Stored data:
-- Start --
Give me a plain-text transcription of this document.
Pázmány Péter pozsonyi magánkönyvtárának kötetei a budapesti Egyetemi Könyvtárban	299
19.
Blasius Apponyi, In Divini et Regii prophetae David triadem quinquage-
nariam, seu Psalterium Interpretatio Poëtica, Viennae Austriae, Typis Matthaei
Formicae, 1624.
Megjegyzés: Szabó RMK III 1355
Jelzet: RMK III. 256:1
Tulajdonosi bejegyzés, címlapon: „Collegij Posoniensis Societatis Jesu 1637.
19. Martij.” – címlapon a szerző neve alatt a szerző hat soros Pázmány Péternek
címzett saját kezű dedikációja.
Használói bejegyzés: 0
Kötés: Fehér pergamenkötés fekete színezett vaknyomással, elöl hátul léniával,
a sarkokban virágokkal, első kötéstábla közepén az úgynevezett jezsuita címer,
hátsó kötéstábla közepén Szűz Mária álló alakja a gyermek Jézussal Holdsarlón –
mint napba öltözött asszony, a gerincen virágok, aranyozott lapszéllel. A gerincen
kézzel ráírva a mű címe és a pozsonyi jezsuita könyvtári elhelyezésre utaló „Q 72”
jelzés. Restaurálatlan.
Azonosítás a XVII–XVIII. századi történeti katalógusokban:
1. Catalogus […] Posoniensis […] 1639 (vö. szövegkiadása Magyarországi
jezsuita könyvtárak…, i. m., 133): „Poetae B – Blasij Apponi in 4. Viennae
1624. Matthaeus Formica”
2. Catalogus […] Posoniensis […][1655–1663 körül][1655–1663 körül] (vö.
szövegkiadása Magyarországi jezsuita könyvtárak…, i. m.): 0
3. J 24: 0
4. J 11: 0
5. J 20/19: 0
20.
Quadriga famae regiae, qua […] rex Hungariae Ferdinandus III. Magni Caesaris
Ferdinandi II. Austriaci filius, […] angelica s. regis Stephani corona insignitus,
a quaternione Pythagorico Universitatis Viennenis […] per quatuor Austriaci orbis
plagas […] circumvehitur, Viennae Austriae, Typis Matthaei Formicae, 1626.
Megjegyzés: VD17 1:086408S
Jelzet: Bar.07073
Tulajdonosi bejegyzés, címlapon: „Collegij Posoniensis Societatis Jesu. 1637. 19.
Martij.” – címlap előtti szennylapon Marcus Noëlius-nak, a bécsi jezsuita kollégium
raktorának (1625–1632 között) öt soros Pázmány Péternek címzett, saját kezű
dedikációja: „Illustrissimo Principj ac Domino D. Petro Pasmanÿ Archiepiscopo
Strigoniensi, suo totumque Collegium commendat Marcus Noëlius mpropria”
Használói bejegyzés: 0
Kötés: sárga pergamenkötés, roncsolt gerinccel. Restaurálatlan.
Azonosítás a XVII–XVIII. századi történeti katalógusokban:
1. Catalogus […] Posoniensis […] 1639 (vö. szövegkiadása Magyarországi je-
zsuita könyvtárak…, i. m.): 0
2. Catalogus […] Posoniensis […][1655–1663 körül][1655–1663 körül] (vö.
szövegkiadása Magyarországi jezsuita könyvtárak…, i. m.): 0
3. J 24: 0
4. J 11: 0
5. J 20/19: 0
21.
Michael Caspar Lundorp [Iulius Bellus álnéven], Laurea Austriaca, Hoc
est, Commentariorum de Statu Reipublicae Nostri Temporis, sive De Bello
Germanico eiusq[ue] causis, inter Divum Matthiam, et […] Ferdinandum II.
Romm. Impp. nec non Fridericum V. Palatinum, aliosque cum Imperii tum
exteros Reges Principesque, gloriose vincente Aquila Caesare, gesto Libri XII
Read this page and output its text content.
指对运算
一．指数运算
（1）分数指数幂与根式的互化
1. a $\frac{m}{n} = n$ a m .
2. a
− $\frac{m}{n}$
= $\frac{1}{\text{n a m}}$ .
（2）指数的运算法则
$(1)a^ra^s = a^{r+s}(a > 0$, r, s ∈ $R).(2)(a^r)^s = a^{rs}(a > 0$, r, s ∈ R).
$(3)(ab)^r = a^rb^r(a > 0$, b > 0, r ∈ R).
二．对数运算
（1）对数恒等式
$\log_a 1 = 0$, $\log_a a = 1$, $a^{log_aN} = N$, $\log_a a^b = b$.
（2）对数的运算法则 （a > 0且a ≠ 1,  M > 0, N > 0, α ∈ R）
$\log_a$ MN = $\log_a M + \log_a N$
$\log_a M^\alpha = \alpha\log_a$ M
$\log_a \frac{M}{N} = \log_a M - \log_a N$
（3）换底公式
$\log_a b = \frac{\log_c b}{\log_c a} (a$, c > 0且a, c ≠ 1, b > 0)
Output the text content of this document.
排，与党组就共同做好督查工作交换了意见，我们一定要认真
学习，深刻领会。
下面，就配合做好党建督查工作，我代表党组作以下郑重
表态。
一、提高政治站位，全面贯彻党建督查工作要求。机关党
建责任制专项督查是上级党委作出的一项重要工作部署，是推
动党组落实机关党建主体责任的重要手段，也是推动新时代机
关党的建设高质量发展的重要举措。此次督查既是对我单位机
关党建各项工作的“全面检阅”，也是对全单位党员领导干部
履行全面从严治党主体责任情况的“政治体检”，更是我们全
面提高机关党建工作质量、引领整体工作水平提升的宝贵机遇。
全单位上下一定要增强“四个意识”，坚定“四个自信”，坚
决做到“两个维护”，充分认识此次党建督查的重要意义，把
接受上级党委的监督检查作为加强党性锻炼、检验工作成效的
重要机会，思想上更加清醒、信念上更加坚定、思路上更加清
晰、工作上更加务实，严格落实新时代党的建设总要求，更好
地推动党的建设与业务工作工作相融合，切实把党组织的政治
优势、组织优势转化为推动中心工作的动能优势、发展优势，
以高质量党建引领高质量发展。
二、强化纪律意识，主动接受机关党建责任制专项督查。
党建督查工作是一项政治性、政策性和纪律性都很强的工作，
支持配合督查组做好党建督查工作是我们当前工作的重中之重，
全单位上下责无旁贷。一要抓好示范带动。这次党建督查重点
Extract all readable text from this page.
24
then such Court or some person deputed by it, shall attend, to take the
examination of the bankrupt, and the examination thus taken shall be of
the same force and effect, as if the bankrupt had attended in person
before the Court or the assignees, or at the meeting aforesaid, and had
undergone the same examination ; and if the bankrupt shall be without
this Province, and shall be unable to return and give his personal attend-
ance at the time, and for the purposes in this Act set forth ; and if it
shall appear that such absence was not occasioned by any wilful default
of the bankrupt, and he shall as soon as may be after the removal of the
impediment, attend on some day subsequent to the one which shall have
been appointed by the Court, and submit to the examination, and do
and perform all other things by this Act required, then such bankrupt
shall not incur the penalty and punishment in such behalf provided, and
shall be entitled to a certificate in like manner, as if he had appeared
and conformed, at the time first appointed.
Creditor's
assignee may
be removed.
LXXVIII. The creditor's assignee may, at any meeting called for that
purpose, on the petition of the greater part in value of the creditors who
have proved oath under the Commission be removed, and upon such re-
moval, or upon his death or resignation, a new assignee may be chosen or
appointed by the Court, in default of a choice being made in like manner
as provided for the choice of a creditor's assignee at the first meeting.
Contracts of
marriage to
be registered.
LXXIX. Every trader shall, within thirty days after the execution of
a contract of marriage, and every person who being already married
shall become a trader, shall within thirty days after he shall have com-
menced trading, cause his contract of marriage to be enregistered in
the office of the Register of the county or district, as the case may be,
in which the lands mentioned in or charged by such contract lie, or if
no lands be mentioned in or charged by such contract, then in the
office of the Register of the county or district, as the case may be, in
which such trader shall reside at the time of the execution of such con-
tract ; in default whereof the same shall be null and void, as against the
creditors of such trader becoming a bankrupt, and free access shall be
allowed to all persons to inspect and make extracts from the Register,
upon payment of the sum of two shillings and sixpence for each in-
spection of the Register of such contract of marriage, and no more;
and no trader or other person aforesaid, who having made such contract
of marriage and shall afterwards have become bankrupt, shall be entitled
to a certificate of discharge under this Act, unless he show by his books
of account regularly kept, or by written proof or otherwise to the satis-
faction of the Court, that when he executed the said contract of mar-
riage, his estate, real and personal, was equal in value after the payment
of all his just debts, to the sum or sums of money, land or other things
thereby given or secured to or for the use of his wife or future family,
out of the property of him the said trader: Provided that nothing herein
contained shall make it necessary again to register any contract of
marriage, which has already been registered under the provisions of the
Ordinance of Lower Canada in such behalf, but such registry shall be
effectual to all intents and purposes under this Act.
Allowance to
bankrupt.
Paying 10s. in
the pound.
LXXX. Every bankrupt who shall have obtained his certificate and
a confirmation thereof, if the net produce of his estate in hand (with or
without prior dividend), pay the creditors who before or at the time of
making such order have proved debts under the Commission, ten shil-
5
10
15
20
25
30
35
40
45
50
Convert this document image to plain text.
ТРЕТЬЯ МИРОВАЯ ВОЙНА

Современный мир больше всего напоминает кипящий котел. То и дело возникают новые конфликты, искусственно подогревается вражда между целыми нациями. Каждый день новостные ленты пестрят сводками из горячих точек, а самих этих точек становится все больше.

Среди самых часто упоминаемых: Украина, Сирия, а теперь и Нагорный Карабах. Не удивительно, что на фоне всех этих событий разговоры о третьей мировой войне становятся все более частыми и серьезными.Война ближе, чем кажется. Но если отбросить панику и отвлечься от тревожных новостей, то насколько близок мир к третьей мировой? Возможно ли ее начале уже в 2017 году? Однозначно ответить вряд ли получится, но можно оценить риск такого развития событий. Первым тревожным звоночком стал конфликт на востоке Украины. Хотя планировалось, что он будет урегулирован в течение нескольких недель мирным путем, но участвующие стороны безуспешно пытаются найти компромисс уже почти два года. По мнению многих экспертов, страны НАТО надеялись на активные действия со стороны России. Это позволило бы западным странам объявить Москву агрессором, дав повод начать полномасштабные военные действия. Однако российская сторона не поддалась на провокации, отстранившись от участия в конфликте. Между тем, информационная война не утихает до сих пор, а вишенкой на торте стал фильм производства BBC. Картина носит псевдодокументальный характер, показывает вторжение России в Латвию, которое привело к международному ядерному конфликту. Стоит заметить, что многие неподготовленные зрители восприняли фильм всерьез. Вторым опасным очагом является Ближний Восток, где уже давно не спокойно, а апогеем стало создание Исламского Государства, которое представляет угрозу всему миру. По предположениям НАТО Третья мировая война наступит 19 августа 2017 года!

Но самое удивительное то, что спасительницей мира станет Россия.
-- End --
Written exercise: Where a line of the data holds "been", show that line.

Complete answer:
been appointed by the Court, and submit to the examination, and do
marriage, which has already been registered under the provisions of the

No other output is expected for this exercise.